START Dataset content

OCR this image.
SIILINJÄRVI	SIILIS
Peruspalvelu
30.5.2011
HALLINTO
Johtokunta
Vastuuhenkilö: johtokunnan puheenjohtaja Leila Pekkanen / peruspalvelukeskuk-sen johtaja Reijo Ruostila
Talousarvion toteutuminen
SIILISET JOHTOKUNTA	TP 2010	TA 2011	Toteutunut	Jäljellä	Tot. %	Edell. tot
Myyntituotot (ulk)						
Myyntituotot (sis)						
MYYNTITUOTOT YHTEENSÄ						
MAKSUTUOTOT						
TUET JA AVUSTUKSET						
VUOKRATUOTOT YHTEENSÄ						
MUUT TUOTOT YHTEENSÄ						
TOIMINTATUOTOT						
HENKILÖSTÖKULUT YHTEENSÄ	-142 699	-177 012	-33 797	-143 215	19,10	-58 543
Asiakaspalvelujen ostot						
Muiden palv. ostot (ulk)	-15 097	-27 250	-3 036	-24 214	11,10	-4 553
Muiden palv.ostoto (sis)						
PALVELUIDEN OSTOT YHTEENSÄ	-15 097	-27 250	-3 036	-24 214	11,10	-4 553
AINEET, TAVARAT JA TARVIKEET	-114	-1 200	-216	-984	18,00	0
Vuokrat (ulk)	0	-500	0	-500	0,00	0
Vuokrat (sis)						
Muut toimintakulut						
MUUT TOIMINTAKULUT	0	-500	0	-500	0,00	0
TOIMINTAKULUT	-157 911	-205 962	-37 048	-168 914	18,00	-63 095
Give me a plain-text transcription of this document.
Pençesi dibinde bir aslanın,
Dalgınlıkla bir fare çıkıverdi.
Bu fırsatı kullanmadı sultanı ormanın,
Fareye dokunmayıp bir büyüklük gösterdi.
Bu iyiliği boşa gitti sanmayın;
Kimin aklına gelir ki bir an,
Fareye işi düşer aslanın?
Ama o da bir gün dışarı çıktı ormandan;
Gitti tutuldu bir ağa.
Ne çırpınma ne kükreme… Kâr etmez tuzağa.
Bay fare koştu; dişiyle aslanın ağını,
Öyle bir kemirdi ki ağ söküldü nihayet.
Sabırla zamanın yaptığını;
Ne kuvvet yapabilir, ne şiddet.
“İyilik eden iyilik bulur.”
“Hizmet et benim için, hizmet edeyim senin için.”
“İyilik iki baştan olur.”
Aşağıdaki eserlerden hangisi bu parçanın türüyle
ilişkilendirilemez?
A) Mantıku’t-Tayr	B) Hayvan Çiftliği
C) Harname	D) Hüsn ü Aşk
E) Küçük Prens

END Dataset content

Exercise details: Copy out every line of the material above that mentions the word "Muiden".

Solution below:
Muiden palv. ostot (ulk)	-15 097	-27 250	-3 036	-24 214	11,10	-4 553
Muiden palv.ostoto (sis)						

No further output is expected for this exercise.